● **Instructions for the task**
Word for word, restate every line of the listing that follows.

___ Records shown

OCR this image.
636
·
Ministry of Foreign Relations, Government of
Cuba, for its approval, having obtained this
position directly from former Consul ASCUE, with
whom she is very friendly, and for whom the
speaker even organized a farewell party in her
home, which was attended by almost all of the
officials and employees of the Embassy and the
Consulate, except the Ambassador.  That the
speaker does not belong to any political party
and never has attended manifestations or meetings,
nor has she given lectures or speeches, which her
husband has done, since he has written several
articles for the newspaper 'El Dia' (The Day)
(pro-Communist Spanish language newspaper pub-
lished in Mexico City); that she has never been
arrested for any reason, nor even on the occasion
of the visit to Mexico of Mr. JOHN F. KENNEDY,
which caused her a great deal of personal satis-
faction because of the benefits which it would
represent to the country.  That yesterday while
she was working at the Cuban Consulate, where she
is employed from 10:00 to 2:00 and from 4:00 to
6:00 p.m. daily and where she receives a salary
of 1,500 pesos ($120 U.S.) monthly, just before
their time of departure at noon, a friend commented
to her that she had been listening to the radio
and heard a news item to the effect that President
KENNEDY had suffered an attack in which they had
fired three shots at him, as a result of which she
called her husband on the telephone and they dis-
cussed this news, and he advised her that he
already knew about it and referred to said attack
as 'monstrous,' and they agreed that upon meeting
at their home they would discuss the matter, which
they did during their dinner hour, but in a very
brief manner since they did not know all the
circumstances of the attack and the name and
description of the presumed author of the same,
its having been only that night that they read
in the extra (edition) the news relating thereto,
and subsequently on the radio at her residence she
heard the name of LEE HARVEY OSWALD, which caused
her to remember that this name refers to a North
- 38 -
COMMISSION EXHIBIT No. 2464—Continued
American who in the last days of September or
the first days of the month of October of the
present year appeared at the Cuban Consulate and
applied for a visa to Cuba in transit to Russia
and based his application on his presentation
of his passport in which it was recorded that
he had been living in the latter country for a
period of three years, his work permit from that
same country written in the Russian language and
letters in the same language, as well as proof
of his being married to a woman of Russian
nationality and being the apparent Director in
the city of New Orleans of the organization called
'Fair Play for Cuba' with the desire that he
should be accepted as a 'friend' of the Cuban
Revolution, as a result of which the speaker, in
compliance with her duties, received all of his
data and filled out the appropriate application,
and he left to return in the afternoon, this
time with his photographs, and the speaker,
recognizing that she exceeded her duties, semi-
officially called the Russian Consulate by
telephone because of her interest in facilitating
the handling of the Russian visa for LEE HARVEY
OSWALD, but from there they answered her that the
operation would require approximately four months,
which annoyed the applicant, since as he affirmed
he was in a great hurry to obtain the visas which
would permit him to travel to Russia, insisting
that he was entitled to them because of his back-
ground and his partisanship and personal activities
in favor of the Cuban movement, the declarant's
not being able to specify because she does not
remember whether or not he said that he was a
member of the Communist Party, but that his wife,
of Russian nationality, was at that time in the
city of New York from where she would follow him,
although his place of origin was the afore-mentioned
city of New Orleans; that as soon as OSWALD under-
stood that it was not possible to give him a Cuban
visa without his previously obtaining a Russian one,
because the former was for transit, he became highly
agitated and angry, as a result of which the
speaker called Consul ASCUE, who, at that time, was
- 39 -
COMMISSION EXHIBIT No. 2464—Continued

______

● **Reply**
OCR this image.
636
·
Ministry of Foreign Relations, Government of
Cuba, for its approval, having obtained this
position directly from former Consul ASCUE, with
whom she is very friendly, and for whom the
speaker even organized a farewell party in her
home, which was attended by almost all of the
officials and employees of the Embassy and the
Consulate, except the Ambassador.  That the
speaker does not belong to any political party
and never has attended manifestations or meetings,
nor has she given lectures or speeches, which her
husband has done, since he has written several
articles for the newspaper 'El Dia' (The Day)
(pro-Communist Spanish language newspaper pub-
lished in Mexico City); that she has never been
arrested for any reason, nor even on the occasion
of the visit to Mexico of Mr. JOHN F. KENNEDY,
which caused her a great deal of personal satis-
faction because of the benefits which it would
represent to the country.  That yesterday while
she was working at the Cuban Consulate, where she
is employed from 10:00 to 2:00 and from 4:00 to
6:00 p.m. daily and where she receives a salary
of 1,500 pesos ($120 U.S.) monthly, just before
their time of departure at noon, a friend commented
to her that she had been listening to the radio
and heard a news item to the effect that President
KENNEDY had suffered an attack in which they had
fired three shots at him, as a result of which she
called her husband on the telephone and they dis-
cussed this news, and he advised her that he
already knew about it and referred to said attack
as 'monstrous,' and they agreed that upon meeting
at their home they would discuss the matter, which
they did during their dinner hour, but in a very
brief manner since they did not know all the
circumstances of the attack and the name and
description of the presumed author of the same,
its having been only that night that they read
in the extra (edition) the news relating thereto,
and subsequently on the radio at her residence she
heard the name of LEE HARVEY OSWALD, which caused
her to remember that this name refers to a North
- 38 -
COMMISSION EXHIBIT No. 2464—Continued
American who in the last days of September or
the first days of the month of October of the
present year appeared at the Cuban Consulate and
applied for a visa to Cuba in transit to Russia
and based his application on his presentation
of his passport in which it was recorded that
he had been living in the latter country for a
period of three years, his work permit from that
same country written in the Russian language and
letters in the same language, as well as proof
of his being married to a woman of Russian
nationality and being the apparent Director in
the city of New Orleans of the organization called
'Fair Play for Cuba' with the desire that he
should be accepted as a 'friend' of the Cuban
Revolution, as a result of which the speaker, in
compliance with her duties, received all of his
data and filled out the appropriate application,
and he left to return in the afternoon, this
time with his photographs, and the speaker,
recognizing that she exceeded her duties, semi-
officially called the Russian Consulate by
telephone because of her interest in facilitating
the handling of the Russian visa for LEE HARVEY
OSWALD, but from there they answered her that the
operation would require approximately four months,
which annoyed the applicant, since as he affirmed
he was in a great hurry to obtain the visas which
would permit him to travel to Russia, insisting
that he was entitled to them because of his back-
ground and his partisanship and personal activities
in favor of the Cuban movement, the declarant's
not being able to specify because she does not
remember whether or not he said that he was a
member of the Communist Party, but that his wife,
of Russian nationality, was at that time in the
city of New York from where she would follow him,
although his place of origin was the afore-mentioned
city of New Orleans; that as soon as OSWALD under-
stood that it was not possible to give him a Cuban
visa without his previously obtaining a Russian one,
because the former was for transit, he became highly
agitated and angry, as a result of which the
speaker called Consul ASCUE, who, at that time, was
- 39 -
COMMISSION EXHIBIT No. 2464—Continued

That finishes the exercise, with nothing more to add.